═════ MATERIALS PROVIDED ═════

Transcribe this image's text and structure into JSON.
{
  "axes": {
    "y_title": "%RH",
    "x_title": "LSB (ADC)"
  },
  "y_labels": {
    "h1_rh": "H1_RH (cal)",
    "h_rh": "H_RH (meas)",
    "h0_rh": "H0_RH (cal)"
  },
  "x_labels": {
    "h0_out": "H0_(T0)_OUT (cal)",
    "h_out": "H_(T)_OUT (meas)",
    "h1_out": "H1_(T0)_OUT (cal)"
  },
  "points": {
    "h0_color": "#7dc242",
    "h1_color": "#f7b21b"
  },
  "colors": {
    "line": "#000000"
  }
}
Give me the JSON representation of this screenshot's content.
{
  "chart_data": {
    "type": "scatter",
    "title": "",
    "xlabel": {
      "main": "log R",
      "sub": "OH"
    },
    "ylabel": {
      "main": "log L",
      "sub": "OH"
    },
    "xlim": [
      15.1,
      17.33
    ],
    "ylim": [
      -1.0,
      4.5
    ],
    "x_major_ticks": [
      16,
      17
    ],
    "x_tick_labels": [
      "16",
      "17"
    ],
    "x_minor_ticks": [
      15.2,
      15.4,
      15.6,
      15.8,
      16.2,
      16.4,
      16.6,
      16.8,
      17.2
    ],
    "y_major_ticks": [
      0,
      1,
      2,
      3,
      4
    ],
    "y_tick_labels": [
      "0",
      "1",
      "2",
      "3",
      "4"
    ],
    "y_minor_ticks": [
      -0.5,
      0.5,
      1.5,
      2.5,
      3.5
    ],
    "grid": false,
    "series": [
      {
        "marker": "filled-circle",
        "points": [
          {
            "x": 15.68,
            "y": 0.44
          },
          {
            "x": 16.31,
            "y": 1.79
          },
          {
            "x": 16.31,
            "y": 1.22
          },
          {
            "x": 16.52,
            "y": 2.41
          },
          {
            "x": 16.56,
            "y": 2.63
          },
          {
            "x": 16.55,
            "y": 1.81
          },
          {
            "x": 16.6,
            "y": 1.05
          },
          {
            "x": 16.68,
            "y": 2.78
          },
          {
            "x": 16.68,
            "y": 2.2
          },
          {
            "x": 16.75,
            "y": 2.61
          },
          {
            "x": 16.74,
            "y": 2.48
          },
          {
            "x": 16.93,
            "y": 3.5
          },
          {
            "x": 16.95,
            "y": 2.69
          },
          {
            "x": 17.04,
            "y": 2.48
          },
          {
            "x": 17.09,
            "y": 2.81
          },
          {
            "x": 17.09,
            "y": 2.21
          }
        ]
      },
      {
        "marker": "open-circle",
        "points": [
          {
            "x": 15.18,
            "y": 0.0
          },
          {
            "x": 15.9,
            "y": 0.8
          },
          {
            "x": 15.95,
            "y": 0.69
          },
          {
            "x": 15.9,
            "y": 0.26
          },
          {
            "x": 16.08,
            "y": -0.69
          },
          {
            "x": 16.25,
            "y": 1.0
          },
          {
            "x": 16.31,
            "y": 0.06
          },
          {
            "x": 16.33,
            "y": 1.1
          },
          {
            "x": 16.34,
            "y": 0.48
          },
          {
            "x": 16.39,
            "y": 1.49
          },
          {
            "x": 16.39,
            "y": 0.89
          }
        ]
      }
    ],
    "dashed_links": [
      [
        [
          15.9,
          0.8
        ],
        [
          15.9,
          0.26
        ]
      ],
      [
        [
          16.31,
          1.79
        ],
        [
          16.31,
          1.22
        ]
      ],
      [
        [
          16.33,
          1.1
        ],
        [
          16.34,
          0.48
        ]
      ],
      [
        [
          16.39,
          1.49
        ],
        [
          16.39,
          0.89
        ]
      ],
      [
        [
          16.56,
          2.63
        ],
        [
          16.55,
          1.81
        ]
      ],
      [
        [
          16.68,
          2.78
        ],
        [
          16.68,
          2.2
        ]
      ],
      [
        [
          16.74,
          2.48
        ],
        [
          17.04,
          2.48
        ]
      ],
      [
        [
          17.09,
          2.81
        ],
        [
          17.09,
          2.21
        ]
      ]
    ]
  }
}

═════

*WHAT TO PRODUCE*
Extract the listing in its entirety, matching it exactly.

*EXERCISE ANSWER*
Transcribe this image's text and structure into JSON.
{
  "axes": {
    "y_title": "%RH",
    "x_title": "LSB (ADC)"
  },
  "y_labels": {
    "h1_rh": "H1_RH (cal)",
    "h_rh": "H_RH (meas)",
    "h0_rh": "H0_RH (cal)"
  },
  "x_labels": {
    "h0_out": "H0_(T0)_OUT (cal)",
    "h_out": "H_(T)_OUT (meas)",
    "h1_out": "H1_(T0)_OUT (cal)"
  },
  "points": {
    "h0_color": "#7dc242",
    "h1_color": "#f7b21b"
  },
  "colors": {
    "line": "#000000"
  }
}
Give me the JSON representation of this screenshot's content.
{
  "chart_data": {
    "type": "scatter",
    "title": "",
    "xlabel": {
      "main": "log R",
      "sub": "OH"
    },
    "ylabel": {
      "main": "log L",
      "sub": "OH"
    },
    "xlim": [
      15.1,
      17.33
    ],
    "ylim": [
      -1.0,
      4.5
    ],
    "x_major_ticks": [
      16,
      17
    ],
    "x_tick_labels": [
      "16",
      "17"
    ],
    "x_minor_ticks": [
      15.2,
      15.4,
      15.6,
      15.8,
      16.2,
      16.4,
      16.6,
      16.8,
      17.2
    ],
    "y_major_ticks": [
      0,
      1,
      2,
      3,
      4
    ],
    "y_tick_labels": [
      "0",
      "1",
      "2",
      "3",
      "4"
    ],
    "y_minor_ticks": [
      -0.5,
      0.5,
      1.5,
      2.5,
      3.5
    ],
    "grid": false,
    "series": [
      {
        "marker": "filled-circle",
        "points": [
          {
            "x": 15.68,
            "y": 0.44
          },
          {
            "x": 16.31,
            "y": 1.79
          },
          {
            "x": 16.31,
            "y": 1.22
          },
          {
            "x": 16.52,
            "y": 2.41
          },
          {
            "x": 16.56,
            "y": 2.63
          },
          {
            "x": 16.55,
            "y": 1.81
          },
          {
            "x": 16.6,
            "y": 1.05
          },
          {
            "x": 16.68,
            "y": 2.78
          },
          {
            "x": 16.68,
            "y": 2.2
          },
          {
            "x": 16.75,
            "y": 2.61
          },
          {
            "x": 16.74,
            "y": 2.48
          },
          {
            "x": 16.93,
            "y": 3.5
          },
          {
            "x": 16.95,
            "y": 2.69
          },
          {
            "x": 17.04,
            "y": 2.48
          },
          {
            "x": 17.09,
            "y": 2.81
          },
          {
            "x": 17.09,
            "y": 2.21
          }
        ]
      },
      {
        "marker": "open-circle",
        "points": [
          {
            "x": 15.18,
            "y": 0.0
          },
          {
            "x": 15.9,
            "y": 0.8
          },
          {
            "x": 15.95,
            "y": 0.69
          },
          {
            "x": 15.9,
            "y": 0.26
          },
          {
            "x": 16.08,
            "y": -0.69
          },
          {
            "x": 16.25,
            "y": 1.0
          },
          {
            "x": 16.31,
            "y": 0.06
          },
          {
            "x": 16.33,
            "y": 1.1
          },
          {
            "x": 16.34,
            "y": 0.48
          },
          {
            "x": 16.39,
            "y": 1.49
          },
          {
            "x": 16.39,
            "y": 0.89
          }
        ]
      }
    ],
    "dashed_links": [
      [
        [
          15.9,
          0.8
        ],
        [
          15.9,
          0.26
        ]
      ],
      [
        [
          16.31,
          1.79
        ],
        [
          16.31,
          1.22
        ]
      ],
      [
        [
          16.33,
          1.1
        ],
        [
          16.34,
          0.48
        ]
      ],
      [
        [
          16.39,
          1.49
        ],
        [
          16.39,
          0.89
        ]
      ],
      [
        [
          16.56,
          2.63
        ],
        [
          16.55,
          1.81
        ]
      ],
      [
        [
          16.68,
          2.78
        ],
        [
          16.68,
          2.2
        ]
      ],
      [
        [
          16.74,
          2.48
        ],
        [
          17.04,
          2.48
        ]
      ],
      [
        [
          17.09,
          2.81
        ],
        [
          17.09,
          2.21
        ]
      ]
    ]
  }
}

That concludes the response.